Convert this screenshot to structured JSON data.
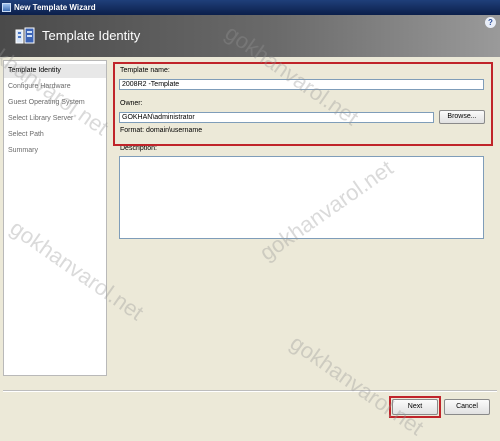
{
  "window": {
    "title": "New Template Wizard",
    "help_label": "?"
  },
  "header": {
    "title": "Template Identity"
  },
  "sidebar": {
    "items": [
      {
        "label": "Template Identity"
      },
      {
        "label": "Configure Hardware"
      },
      {
        "label": "Guest Operating System"
      },
      {
        "label": "Select Library Server"
      },
      {
        "label": "Select Path"
      },
      {
        "label": "Summary"
      }
    ]
  },
  "form": {
    "template_name_label": "Template name:",
    "template_name_value": "2008R2 -Template",
    "owner_label": "Owner:",
    "owner_value": "GOKHAN\\administrator",
    "browse_label": "Browse...",
    "format_hint": "Format: domain\\username",
    "description_label": "Description:",
    "description_value": ""
  },
  "footer": {
    "next_label": "Next",
    "cancel_label": "Cancel"
  },
  "watermark": {
    "text": "gokhanvarol.net"
  },
  "colors": {
    "highlight": "#c0242a",
    "title_bar": "#0b1f4a"
  }
}
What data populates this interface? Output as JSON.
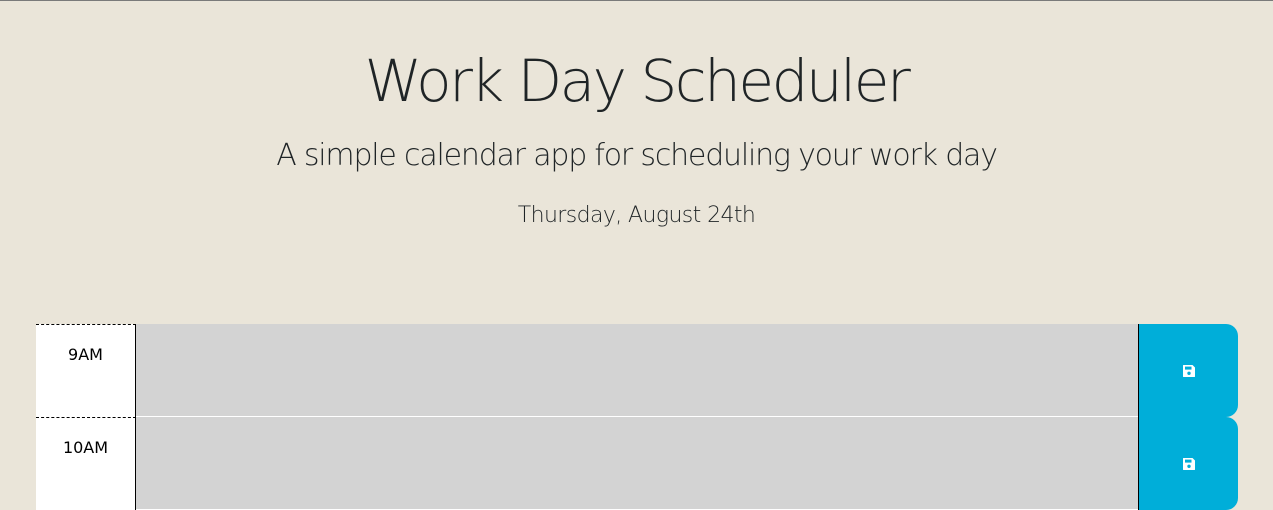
{
  "header": {
    "title": "Work Day Scheduler",
    "subtitle": "A simple calendar app for scheduling your work day",
    "current_day": "Thursday, August 24th"
  },
  "time_blocks": [
    {
      "hour": "9AM",
      "description": "",
      "save_icon": "floppy-disk-icon"
    },
    {
      "hour": "10AM",
      "description": "",
      "save_icon": "floppy-disk-icon"
    }
  ],
  "colors": {
    "page_background": "#eae5d9",
    "past_block": "#d3d3d3",
    "save_button": "#00aed9",
    "text": "#1f2426"
  }
}
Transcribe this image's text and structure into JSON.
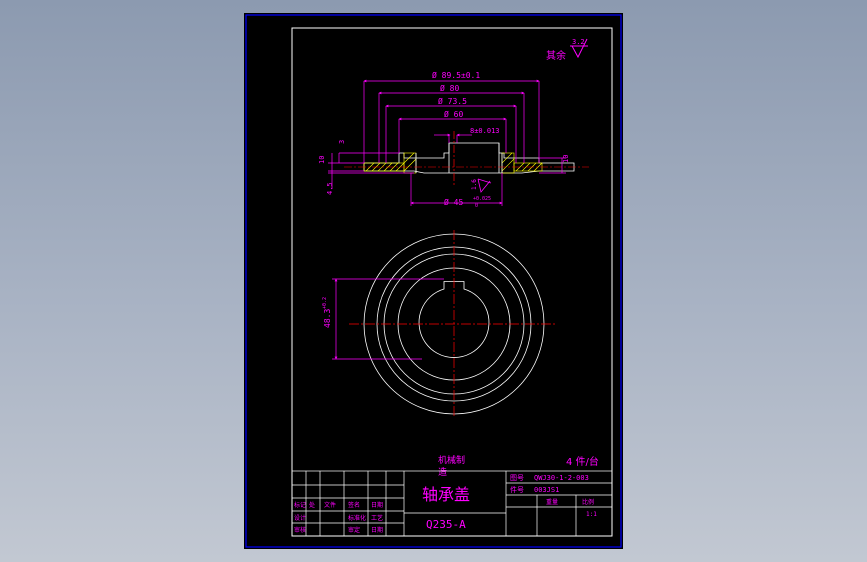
{
  "drawing": {
    "roughness_rest": "其余",
    "roughness_rest_value": "3.2",
    "roughness_face_value": "1.6",
    "dim_outer_flange": "Ø 89.5±0.1",
    "dim_bolt_circle": "Ø 80",
    "dim_spigot": "Ø 73.5",
    "dim_hub": "Ø 60",
    "dim_keyway_width": "8±0.013",
    "dim_bore": "Ø 45",
    "dim_bore_tol_upper": "+0.025",
    "dim_bore_tol_lower": "0",
    "dim_height_left": "10",
    "dim_step_left": "3",
    "dim_bottom_left": "4.5",
    "dim_height_right": "10",
    "dim_keyway_depth": "48.3",
    "dim_keyway_depth_tol": "+0.2"
  },
  "titleblock": {
    "machine_name": "机械制",
    "machine_name2": "造",
    "quantity": "4 件/台",
    "part_name": "轴承盖",
    "material": "Q235-A",
    "drawing_no_label": "图号",
    "drawing_no": "QWJ30-1-2-003",
    "part_no_label": "件号",
    "part_no": "003JS1",
    "scale": "1:1",
    "header_weight": "重量",
    "header_scale": "比例",
    "sign_row1": [
      "标记",
      "处",
      "文件",
      "签名",
      "日期"
    ],
    "sign_row2": [
      "设计",
      "",
      "标准化"
    ],
    "sign_row3": [
      "审核",
      "",
      "审定"
    ],
    "sign_row4": [
      "工艺",
      "",
      "日期"
    ]
  },
  "colors": {
    "background": "#000000",
    "geometry": "#ffffff",
    "dimension": "#ff00ff",
    "centerline": "#ff0000",
    "hatch": "#ffff00",
    "border": "#0000ff"
  }
}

→ Required task
Restate the data above exactly, stripping out each image.

→ Answer in full
Convert this screenshot to structured JSON data.
{
  "window": {
    "title": "New Template Wizard",
    "help_label": "?"
  },
  "header": {
    "title": "Template Identity"
  },
  "sidebar": {
    "items": [
      {
        "label": "Template Identity"
      },
      {
        "label": "Configure Hardware"
      },
      {
        "label": "Guest Operating System"
      },
      {
        "label": "Select Library Server"
      },
      {
        "label": "Select Path"
      },
      {
        "label": "Summary"
      }
    ]
  },
  "form": {
    "template_name_label": "Template name:",
    "template_name_value": "2008R2 -Template",
    "owner_label": "Owner:",
    "owner_value": "GOKHAN\\administrator",
    "browse_label": "Browse...",
    "format_hint": "Format: domain\\username",
    "description_label": "Description:",
    "description_value": ""
  },
  "footer": {
    "next_label": "Next",
    "cancel_label": "Cancel"
  },
  "watermark": {
    "text": "gokhanvarol.net"
  },
  "colors": {
    "highlight": "#c0242a",
    "title_bar": "#0b1f4a"
  }
}
What data populates this interface? Output as JSON.
{
  "header": {
    "title": "Work Day Scheduler",
    "subtitle": "A simple calendar app for scheduling your work day",
    "current_day": "Thursday, August 24th"
  },
  "time_blocks": [
    {
      "hour": "9AM",
      "description": "",
      "save_icon": "floppy-disk-icon"
    },
    {
      "hour": "10AM",
      "description": "",
      "save_icon": "floppy-disk-icon"
    }
  ],
  "colors": {
    "page_background": "#eae5d9",
    "past_block": "#d3d3d3",
    "save_button": "#00aed9",
    "text": "#1f2426"
  }
}
Transcribe this image's text and structure into JSON.
{
  "drawing": {
    "roughness_rest": "其余",
    "roughness_rest_value": "3.2",
    "roughness_face_value": "1.6",
    "dim_outer_flange": "Ø 89.5±0.1",
    "dim_bolt_circle": "Ø 80",
    "dim_spigot": "Ø 73.5",
    "dim_hub": "Ø 60",
    "dim_keyway_width": "8±0.013",
    "dim_bore": "Ø 45",
    "dim_bore_tol_upper": "+0.025",
    "dim_bore_tol_lower": "0",
    "dim_height_left": "10",
    "dim_step_left": "3",
    "dim_bottom_left": "4.5",
    "dim_height_right": "10",
    "dim_keyway_depth": "48.3",
    "dim_keyway_depth_tol": "+0.2"
  },
  "titleblock": {
    "machine_name": "机械制",
    "machine_name2": "造",
    "quantity": "4 件/台",
    "part_name": "轴承盖",
    "material": "Q235-A",
    "drawing_no_label": "图号",
    "drawing_no": "QWJ30-1-2-003",
    "part_no_label": "件号",
    "part_no": "003JS1",
    "scale": "1:1",
    "header_weight": "重量",
    "header_scale": "比例",
    "sign_row1": [
      "标记",
      "处",
      "文件",
      "签名",
      "日期"
    ],
    "sign_row2": [
      "设计",
      "",
      "标准化"
    ],
    "sign_row3": [
      "审核",
      "",
      "审定"
    ],
    "sign_row4": [
      "工艺",
      "",
      "日期"
    ]
  },
  "colors": {
    "background": "#000000",
    "geometry": "#ffffff",
    "dimension": "#ff00ff",
    "centerline": "#ff0000",
    "hatch": "#ffff00",
    "border": "#0000ff"
  }
}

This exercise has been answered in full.